- **What the exercise asks**
Tally the lines in the data that follows that include the word "verfügt", and report nothing but the total.

Extracted records
——————

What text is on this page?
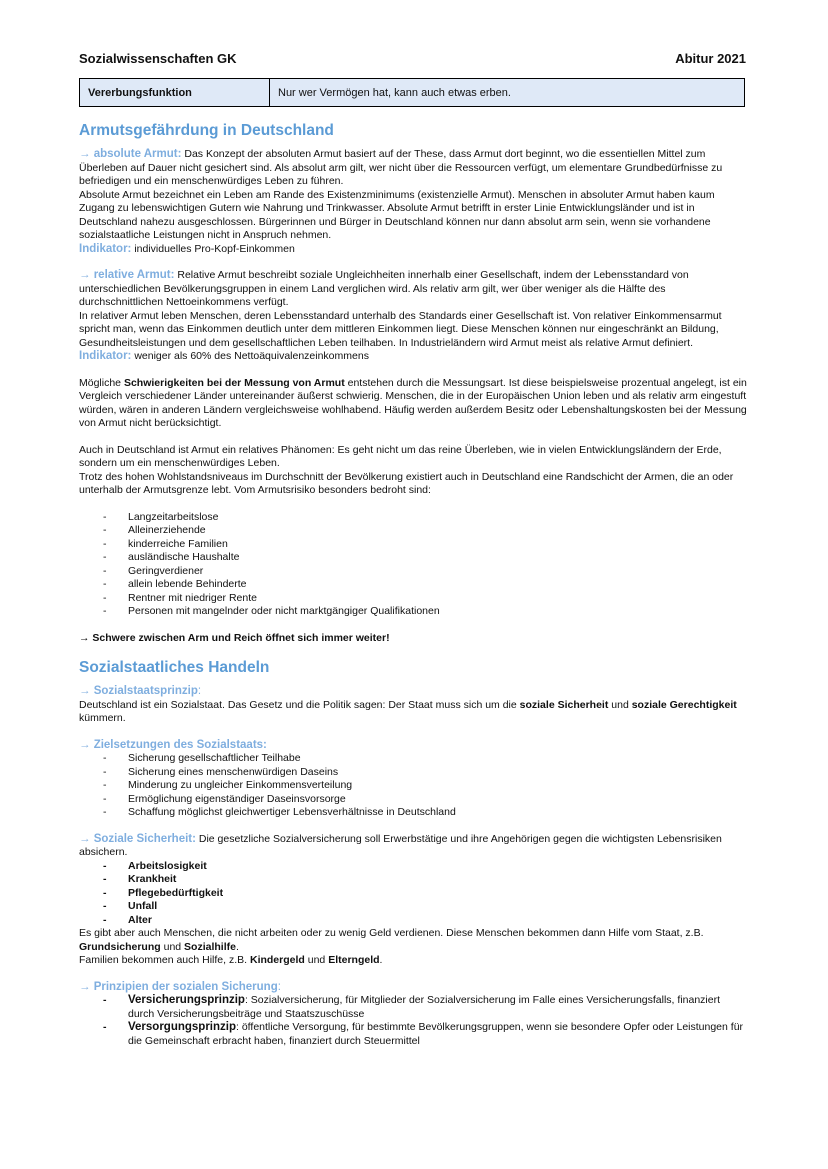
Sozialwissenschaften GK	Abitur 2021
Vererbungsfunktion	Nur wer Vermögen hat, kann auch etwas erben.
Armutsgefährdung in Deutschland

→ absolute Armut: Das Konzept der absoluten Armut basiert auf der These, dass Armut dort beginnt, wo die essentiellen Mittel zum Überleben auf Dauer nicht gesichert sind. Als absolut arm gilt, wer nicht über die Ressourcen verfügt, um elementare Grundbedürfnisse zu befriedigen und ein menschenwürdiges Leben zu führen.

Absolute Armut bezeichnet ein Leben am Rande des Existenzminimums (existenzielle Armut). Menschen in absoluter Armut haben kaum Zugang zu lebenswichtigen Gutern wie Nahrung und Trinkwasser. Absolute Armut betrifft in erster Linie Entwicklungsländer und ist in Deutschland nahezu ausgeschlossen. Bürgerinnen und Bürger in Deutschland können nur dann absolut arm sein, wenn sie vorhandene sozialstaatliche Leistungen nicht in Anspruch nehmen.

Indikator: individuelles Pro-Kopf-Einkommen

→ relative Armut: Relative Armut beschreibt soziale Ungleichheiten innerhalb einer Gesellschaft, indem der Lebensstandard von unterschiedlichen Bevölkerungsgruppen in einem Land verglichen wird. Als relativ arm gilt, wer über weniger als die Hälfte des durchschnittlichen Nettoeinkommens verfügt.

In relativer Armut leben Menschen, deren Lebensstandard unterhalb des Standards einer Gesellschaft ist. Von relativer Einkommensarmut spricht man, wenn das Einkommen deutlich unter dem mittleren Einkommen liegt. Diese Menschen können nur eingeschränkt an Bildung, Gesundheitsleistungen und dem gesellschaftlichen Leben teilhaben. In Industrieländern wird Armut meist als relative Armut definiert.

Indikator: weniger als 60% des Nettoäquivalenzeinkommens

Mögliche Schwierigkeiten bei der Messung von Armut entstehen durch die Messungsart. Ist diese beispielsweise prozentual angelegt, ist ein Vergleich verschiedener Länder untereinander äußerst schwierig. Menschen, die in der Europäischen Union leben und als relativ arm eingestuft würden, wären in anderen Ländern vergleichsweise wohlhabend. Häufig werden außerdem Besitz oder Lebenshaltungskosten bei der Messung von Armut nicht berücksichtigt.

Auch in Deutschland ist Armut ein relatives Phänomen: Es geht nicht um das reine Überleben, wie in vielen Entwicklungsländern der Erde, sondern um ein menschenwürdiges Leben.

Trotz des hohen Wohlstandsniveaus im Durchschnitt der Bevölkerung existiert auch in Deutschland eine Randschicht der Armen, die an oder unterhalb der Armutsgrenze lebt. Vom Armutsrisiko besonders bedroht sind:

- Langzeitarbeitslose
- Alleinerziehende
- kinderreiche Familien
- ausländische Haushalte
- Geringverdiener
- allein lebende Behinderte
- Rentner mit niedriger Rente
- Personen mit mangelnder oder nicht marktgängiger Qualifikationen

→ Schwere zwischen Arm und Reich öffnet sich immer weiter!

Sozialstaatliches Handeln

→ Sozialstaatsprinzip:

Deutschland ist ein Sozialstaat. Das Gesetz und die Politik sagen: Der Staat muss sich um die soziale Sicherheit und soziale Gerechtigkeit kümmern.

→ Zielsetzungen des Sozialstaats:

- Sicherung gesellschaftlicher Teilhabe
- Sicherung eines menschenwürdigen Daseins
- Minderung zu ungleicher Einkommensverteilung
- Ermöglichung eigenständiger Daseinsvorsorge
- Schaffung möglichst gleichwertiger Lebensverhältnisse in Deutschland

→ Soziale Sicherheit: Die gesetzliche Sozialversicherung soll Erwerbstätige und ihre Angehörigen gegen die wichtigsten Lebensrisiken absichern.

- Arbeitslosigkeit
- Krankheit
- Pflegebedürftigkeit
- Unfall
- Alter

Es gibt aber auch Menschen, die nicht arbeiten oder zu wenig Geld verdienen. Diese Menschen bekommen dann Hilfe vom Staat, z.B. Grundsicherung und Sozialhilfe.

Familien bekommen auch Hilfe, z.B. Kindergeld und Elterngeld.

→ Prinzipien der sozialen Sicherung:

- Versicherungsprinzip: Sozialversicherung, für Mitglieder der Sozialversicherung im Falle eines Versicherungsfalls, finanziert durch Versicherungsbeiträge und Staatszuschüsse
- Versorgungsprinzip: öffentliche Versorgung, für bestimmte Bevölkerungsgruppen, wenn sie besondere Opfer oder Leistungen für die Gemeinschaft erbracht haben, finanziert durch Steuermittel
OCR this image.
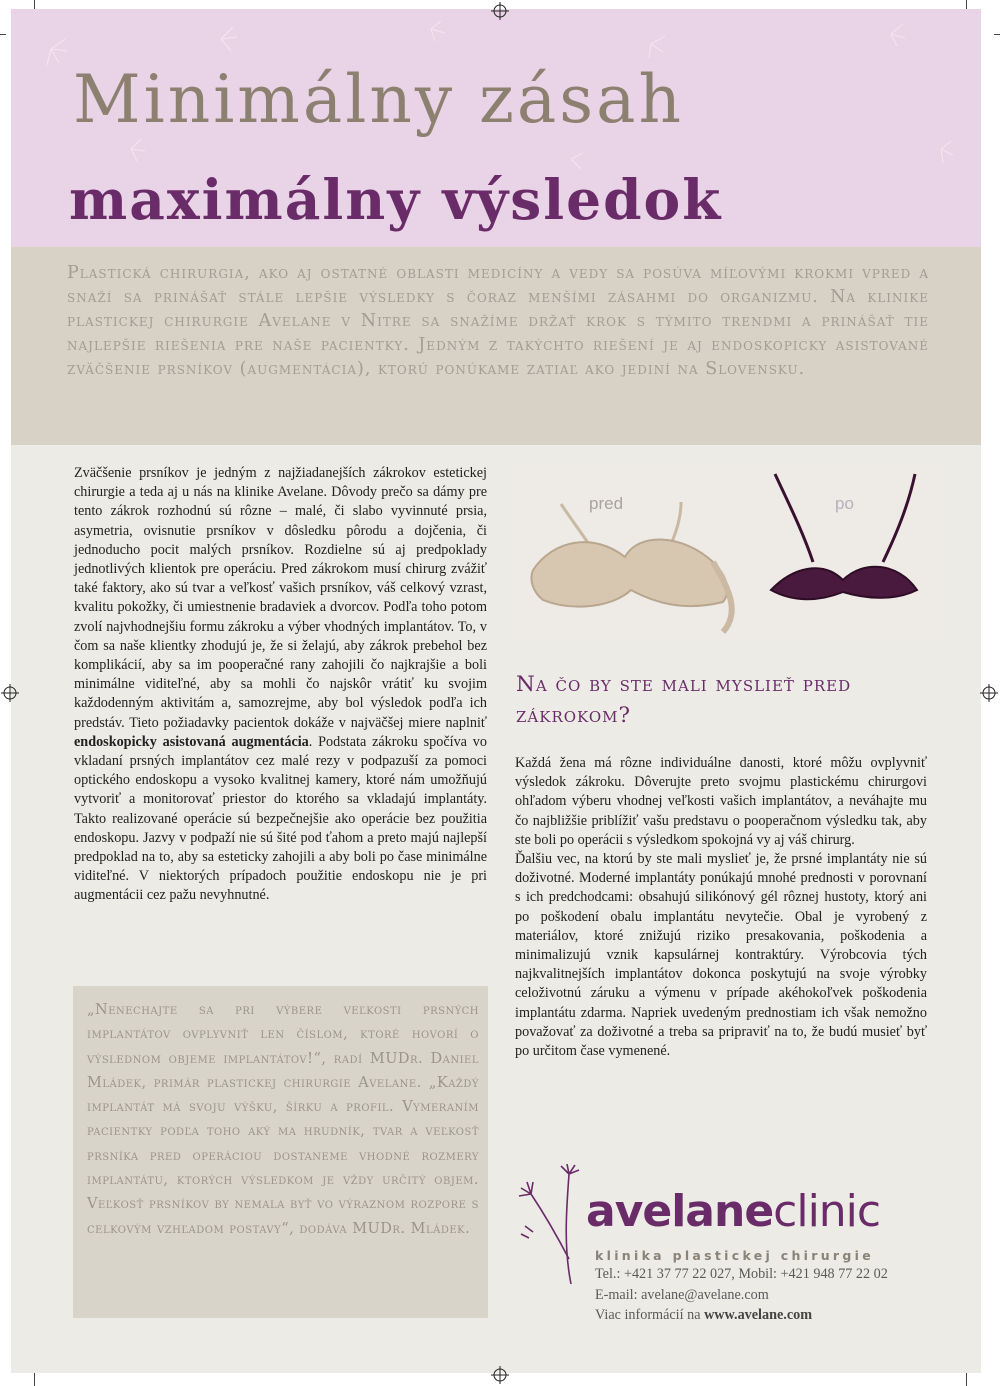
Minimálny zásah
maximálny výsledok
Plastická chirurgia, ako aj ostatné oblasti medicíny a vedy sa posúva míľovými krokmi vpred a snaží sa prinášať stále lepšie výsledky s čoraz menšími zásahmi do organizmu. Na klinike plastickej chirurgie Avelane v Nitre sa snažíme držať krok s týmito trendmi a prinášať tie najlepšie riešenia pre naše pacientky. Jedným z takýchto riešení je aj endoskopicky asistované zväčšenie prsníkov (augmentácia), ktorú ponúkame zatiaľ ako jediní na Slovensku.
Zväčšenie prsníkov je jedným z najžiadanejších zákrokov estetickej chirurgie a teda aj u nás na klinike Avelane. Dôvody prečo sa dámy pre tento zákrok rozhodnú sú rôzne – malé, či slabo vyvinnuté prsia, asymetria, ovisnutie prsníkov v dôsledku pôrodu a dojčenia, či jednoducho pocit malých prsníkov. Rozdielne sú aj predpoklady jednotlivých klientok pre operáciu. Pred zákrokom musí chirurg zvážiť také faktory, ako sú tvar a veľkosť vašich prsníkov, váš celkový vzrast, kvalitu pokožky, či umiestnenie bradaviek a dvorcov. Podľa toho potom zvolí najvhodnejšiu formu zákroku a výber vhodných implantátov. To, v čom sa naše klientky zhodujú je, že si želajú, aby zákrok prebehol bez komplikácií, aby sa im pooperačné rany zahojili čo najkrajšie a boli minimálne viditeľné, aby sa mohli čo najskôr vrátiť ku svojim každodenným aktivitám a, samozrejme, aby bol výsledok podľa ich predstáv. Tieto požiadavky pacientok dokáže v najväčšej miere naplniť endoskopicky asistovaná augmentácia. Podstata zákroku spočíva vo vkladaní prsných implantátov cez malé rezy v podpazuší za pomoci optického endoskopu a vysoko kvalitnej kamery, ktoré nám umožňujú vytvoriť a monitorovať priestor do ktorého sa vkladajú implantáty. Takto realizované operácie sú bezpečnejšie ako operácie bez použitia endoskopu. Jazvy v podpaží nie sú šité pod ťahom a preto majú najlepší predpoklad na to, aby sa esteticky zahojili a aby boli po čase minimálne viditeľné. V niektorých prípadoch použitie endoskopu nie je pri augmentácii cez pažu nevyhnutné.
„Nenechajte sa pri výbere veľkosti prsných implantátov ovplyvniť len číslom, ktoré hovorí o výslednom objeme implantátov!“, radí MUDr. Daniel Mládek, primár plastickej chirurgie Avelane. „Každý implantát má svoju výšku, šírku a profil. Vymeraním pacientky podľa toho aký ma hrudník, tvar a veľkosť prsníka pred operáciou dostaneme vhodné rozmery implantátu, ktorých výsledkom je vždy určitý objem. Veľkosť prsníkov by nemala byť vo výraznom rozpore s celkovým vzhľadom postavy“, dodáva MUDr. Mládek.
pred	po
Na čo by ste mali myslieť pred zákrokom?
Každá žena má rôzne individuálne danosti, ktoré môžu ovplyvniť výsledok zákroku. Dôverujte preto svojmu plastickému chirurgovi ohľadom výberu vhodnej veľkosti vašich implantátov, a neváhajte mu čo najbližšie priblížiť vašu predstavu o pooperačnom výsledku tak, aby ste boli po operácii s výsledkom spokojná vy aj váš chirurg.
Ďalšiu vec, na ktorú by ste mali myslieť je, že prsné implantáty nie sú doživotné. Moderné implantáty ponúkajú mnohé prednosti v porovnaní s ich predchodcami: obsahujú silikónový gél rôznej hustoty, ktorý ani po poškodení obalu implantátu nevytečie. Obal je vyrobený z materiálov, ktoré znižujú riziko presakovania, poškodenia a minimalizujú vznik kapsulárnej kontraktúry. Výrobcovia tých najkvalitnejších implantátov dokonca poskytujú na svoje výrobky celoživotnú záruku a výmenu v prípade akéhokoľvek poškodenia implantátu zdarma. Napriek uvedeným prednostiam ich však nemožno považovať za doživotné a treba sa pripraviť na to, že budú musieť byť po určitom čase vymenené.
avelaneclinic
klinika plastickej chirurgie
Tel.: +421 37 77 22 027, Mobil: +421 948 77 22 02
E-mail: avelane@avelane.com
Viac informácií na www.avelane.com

——————

- **Response to the exercise**
2